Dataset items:
** start **
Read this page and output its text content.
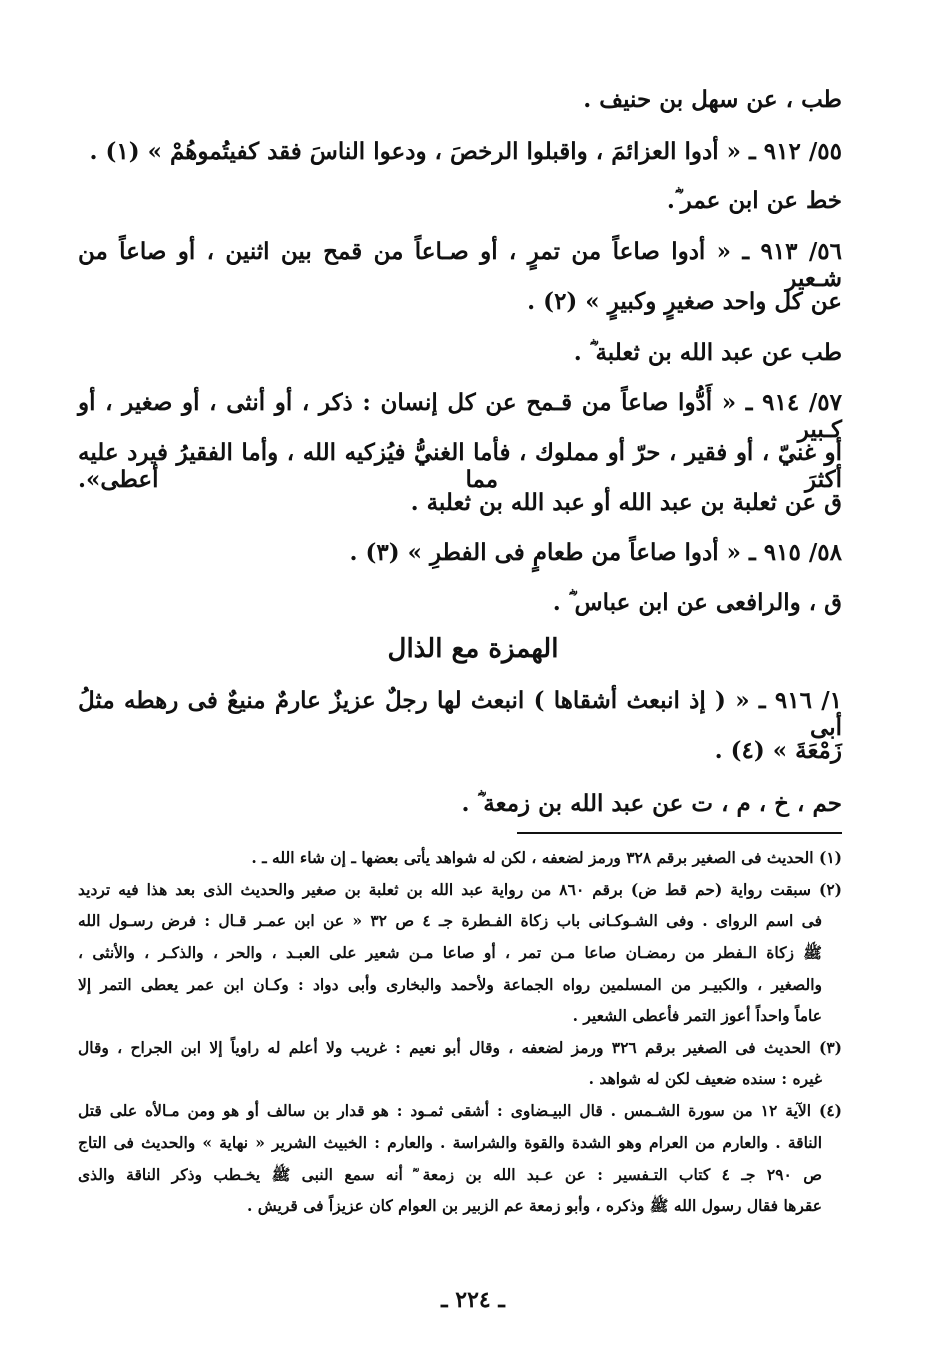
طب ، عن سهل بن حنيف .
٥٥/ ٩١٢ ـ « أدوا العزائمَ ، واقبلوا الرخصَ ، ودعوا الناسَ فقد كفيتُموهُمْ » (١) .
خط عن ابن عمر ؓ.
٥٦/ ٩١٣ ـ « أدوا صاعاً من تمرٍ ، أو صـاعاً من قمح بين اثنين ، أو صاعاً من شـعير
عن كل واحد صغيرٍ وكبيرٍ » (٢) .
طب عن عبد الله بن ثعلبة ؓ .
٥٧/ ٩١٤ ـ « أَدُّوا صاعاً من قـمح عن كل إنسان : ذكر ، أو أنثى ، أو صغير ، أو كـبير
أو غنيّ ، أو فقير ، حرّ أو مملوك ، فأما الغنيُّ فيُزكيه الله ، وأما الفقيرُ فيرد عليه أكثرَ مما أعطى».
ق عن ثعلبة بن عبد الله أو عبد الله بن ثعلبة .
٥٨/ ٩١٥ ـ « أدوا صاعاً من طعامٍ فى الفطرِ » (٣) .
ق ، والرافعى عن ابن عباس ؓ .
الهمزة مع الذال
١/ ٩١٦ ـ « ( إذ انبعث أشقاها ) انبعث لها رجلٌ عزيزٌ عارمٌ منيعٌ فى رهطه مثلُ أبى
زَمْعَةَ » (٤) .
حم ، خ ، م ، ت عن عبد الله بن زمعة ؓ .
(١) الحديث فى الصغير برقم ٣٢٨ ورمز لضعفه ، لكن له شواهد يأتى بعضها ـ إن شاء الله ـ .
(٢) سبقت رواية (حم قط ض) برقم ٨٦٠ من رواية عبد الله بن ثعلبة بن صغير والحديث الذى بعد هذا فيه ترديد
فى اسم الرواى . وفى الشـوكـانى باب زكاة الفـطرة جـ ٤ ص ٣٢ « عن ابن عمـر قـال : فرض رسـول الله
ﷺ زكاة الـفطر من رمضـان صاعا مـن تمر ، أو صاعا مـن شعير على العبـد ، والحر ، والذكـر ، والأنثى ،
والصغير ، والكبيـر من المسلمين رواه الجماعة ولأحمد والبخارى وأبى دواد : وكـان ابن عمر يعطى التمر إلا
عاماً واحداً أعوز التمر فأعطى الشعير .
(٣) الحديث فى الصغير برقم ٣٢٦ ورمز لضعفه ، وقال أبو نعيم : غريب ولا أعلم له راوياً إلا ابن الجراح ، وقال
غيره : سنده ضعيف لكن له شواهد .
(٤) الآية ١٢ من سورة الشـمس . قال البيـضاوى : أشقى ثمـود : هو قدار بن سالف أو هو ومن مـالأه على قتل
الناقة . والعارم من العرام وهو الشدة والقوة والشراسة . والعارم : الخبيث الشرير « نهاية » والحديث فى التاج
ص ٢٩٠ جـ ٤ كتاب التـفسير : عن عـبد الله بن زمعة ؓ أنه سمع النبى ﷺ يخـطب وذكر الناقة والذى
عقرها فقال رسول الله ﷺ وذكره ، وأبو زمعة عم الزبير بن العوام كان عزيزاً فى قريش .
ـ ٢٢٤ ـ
** end **
▶ [PROBLEM]
Leave out the pictures, and give all the records again exactly.

▶ [THE ANSWER]
Read this page and output its text content.
طب ، عن سهل بن حنيف .
٥٥/ ٩١٢ ـ « أدوا العزائمَ ، واقبلوا الرخصَ ، ودعوا الناسَ فقد كفيتُموهُمْ » (١) .
خط عن ابن عمر ؓ.
٥٦/ ٩١٣ ـ « أدوا صاعاً من تمرٍ ، أو صـاعاً من قمح بين اثنين ، أو صاعاً من شـعير
عن كل واحد صغيرٍ وكبيرٍ » (٢) .
طب عن عبد الله بن ثعلبة ؓ .
٥٧/ ٩١٤ ـ « أَدُّوا صاعاً من قـمح عن كل إنسان : ذكر ، أو أنثى ، أو صغير ، أو كـبير
أو غنيّ ، أو فقير ، حرّ أو مملوك ، فأما الغنيُّ فيُزكيه الله ، وأما الفقيرُ فيرد عليه أكثرَ مما أعطى».
ق عن ثعلبة بن عبد الله أو عبد الله بن ثعلبة .
٥٨/ ٩١٥ ـ « أدوا صاعاً من طعامٍ فى الفطرِ » (٣) .
ق ، والرافعى عن ابن عباس ؓ .
الهمزة مع الذال
١/ ٩١٦ ـ « ( إذ انبعث أشقاها ) انبعث لها رجلٌ عزيزٌ عارمٌ منيعٌ فى رهطه مثلُ أبى
زَمْعَةَ » (٤) .
حم ، خ ، م ، ت عن عبد الله بن زمعة ؓ .
(١) الحديث فى الصغير برقم ٣٢٨ ورمز لضعفه ، لكن له شواهد يأتى بعضها ـ إن شاء الله ـ .
(٢) سبقت رواية (حم قط ض) برقم ٨٦٠ من رواية عبد الله بن ثعلبة بن صغير والحديث الذى بعد هذا فيه ترديد
فى اسم الرواى . وفى الشـوكـانى باب زكاة الفـطرة جـ ٤ ص ٣٢ « عن ابن عمـر قـال : فرض رسـول الله
ﷺ زكاة الـفطر من رمضـان صاعا مـن تمر ، أو صاعا مـن شعير على العبـد ، والحر ، والذكـر ، والأنثى ،
والصغير ، والكبيـر من المسلمين رواه الجماعة ولأحمد والبخارى وأبى دواد : وكـان ابن عمر يعطى التمر إلا
عاماً واحداً أعوز التمر فأعطى الشعير .
(٣) الحديث فى الصغير برقم ٣٢٦ ورمز لضعفه ، وقال أبو نعيم : غريب ولا أعلم له راوياً إلا ابن الجراح ، وقال
غيره : سنده ضعيف لكن له شواهد .
(٤) الآية ١٢ من سورة الشـمس . قال البيـضاوى : أشقى ثمـود : هو قدار بن سالف أو هو ومن مـالأه على قتل
الناقة . والعارم من العرام وهو الشدة والقوة والشراسة . والعارم : الخبيث الشرير « نهاية » والحديث فى التاج
ص ٢٩٠ جـ ٤ كتاب التـفسير : عن عـبد الله بن زمعة ؓ أنه سمع النبى ﷺ يخـطب وذكر الناقة والذى
عقرها فقال رسول الله ﷺ وذكره ، وأبو زمعة عم الزبير بن العوام كان عزيزاً فى قريش .
ـ ٢٢٤ ـ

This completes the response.